* TASK REQUIREMENTS
Go through the listing below and gather every line with the word "Steffi".

* DATASET CONTENT
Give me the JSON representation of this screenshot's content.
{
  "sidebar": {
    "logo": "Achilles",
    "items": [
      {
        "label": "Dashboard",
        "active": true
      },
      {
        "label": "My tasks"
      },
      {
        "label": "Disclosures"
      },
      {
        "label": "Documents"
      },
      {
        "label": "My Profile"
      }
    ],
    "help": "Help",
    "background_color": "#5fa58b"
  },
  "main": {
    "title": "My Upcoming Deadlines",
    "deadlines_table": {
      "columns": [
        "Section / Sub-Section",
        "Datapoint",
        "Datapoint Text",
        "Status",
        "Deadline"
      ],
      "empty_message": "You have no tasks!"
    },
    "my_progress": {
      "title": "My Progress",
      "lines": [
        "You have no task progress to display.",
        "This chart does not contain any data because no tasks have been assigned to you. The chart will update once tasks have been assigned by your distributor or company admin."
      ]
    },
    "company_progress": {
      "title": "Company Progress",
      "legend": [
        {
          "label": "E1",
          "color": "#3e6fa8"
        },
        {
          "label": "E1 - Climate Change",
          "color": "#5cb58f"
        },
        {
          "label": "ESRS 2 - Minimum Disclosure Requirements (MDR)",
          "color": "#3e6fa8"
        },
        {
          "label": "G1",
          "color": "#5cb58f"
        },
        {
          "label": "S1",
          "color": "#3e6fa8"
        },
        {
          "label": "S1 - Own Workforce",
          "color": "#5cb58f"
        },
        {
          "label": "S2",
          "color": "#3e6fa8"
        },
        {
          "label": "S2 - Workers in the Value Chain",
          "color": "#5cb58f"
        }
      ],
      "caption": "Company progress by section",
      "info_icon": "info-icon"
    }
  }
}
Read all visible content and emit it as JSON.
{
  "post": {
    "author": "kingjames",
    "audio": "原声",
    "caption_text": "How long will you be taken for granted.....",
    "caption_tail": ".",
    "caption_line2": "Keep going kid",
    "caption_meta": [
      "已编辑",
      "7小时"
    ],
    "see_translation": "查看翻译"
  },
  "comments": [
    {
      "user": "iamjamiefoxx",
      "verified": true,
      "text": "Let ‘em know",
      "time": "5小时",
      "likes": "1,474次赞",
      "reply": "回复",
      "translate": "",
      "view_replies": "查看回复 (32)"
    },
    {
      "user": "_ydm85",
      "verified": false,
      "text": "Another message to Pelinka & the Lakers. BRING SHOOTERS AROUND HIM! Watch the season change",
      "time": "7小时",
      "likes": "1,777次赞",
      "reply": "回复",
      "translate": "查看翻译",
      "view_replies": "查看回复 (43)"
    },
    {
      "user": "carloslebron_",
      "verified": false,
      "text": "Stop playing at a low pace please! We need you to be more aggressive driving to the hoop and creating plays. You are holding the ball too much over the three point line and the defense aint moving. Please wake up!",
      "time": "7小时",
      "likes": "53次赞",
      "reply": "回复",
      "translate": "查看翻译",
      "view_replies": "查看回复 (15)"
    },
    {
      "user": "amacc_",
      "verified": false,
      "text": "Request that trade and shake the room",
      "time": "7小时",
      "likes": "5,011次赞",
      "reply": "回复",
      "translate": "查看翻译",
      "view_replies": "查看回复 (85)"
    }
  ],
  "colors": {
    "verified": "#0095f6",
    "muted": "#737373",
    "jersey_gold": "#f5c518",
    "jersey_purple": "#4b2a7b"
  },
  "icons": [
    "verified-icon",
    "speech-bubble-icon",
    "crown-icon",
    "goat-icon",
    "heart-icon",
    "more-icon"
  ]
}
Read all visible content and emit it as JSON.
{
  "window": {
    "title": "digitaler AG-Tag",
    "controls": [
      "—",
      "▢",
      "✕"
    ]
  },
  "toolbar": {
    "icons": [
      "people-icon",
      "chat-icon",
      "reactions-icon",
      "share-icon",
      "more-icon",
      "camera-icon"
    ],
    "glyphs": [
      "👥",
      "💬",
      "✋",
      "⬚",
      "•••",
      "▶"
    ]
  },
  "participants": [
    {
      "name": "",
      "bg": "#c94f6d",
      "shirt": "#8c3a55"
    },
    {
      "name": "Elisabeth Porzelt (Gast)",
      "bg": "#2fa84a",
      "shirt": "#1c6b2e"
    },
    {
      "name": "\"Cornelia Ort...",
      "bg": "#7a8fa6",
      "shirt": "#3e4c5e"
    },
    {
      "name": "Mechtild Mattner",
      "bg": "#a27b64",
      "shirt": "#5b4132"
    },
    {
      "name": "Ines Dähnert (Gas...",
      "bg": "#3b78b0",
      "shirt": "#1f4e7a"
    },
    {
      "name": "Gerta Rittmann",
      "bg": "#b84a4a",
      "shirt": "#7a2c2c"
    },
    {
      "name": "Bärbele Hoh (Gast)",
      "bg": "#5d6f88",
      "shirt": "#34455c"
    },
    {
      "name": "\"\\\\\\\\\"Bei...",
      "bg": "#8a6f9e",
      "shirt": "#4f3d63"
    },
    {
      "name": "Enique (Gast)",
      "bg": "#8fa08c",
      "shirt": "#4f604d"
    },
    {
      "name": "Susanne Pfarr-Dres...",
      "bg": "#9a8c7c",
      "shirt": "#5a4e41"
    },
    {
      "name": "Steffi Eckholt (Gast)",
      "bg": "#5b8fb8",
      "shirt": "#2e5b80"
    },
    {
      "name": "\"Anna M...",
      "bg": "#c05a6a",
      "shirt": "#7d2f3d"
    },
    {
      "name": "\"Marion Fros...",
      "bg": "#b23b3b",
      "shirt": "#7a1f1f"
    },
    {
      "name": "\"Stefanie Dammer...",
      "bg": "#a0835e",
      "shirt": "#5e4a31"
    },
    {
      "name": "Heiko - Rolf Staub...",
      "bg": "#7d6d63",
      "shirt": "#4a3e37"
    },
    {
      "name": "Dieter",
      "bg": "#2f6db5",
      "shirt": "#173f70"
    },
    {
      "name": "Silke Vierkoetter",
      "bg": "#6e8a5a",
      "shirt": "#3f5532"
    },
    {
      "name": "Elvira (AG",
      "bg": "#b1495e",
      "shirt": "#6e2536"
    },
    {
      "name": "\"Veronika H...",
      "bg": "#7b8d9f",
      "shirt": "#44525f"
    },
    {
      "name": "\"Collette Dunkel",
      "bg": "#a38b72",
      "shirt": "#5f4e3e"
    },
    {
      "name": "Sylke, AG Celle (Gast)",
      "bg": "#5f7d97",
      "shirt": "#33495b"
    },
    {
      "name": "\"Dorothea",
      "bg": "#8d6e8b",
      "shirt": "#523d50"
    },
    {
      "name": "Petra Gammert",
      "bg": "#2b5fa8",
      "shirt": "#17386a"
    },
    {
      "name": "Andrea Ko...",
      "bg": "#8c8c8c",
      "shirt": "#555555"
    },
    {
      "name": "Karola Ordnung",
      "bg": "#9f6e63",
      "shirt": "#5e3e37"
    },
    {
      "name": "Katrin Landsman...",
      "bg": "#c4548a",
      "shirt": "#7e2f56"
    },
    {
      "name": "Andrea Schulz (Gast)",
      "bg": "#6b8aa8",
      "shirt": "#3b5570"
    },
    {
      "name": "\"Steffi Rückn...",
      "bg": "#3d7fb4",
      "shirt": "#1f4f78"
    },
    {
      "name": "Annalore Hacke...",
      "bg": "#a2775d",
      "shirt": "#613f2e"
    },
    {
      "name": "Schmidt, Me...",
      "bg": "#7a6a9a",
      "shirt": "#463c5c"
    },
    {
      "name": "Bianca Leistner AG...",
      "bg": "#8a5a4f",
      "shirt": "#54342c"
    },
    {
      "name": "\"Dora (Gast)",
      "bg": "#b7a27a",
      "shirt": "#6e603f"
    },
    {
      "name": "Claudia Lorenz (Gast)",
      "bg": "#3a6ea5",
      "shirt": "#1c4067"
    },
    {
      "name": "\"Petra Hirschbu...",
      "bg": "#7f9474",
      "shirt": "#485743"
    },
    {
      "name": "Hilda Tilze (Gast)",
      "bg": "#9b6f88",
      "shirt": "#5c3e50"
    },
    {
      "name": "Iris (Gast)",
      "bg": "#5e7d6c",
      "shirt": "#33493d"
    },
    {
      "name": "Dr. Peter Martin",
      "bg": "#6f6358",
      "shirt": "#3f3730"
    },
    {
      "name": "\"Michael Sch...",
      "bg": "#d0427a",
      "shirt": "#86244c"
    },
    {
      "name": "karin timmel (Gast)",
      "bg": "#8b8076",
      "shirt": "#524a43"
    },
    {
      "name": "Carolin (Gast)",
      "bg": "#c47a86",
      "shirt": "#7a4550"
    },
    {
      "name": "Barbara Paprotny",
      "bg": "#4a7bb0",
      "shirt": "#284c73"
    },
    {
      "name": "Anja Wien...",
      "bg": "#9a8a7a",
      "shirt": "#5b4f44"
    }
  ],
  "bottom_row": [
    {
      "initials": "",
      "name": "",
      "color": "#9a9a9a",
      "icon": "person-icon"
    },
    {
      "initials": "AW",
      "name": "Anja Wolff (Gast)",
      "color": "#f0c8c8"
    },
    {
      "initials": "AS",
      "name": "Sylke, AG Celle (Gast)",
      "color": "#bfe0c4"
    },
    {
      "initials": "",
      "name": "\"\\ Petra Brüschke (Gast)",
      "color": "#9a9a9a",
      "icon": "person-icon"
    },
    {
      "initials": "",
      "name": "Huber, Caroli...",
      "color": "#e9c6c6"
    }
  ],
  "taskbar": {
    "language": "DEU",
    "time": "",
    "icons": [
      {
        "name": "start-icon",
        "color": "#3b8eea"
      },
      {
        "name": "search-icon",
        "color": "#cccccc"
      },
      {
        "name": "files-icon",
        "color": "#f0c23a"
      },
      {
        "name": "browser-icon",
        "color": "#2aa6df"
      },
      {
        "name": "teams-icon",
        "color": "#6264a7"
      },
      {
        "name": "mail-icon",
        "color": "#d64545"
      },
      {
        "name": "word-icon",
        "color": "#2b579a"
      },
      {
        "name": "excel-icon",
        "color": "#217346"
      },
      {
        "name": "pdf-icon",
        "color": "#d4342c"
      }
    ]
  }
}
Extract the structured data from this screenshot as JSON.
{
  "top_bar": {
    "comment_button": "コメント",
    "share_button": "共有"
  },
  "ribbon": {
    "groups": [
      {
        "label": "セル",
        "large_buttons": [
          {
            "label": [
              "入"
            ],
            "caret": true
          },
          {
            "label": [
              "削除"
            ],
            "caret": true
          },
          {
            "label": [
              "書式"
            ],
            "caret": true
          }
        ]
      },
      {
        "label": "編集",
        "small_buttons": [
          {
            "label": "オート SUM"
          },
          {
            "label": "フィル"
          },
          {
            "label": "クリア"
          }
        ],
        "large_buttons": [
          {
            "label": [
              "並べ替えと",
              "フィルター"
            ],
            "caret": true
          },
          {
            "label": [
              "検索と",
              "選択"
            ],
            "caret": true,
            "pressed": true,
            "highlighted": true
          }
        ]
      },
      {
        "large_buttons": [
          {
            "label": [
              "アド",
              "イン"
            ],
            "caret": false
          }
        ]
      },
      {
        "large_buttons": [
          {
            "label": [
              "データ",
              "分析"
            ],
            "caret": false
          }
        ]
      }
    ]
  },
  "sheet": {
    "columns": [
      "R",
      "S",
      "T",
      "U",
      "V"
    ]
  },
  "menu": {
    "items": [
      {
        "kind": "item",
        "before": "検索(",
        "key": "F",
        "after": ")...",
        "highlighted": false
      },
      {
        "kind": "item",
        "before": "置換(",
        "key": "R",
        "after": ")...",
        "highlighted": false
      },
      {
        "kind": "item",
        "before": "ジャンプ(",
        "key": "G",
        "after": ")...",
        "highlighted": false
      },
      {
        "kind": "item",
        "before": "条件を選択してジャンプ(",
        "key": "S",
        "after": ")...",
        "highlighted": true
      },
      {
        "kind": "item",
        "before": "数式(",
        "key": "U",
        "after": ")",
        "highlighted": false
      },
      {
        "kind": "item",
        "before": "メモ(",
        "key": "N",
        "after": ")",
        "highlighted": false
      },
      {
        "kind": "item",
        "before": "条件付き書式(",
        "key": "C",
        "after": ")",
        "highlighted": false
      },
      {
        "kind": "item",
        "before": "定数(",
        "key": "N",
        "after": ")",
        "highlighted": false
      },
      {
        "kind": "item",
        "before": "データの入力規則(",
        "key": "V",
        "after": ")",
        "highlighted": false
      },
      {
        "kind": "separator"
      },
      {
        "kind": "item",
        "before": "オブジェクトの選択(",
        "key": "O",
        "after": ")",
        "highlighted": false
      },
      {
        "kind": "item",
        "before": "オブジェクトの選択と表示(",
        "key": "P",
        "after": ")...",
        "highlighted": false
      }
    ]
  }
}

* REPLY TO THE TASK
      "name": "Steffi Eckholt (Gast)",
      "name": "\"Steffi Rückn...",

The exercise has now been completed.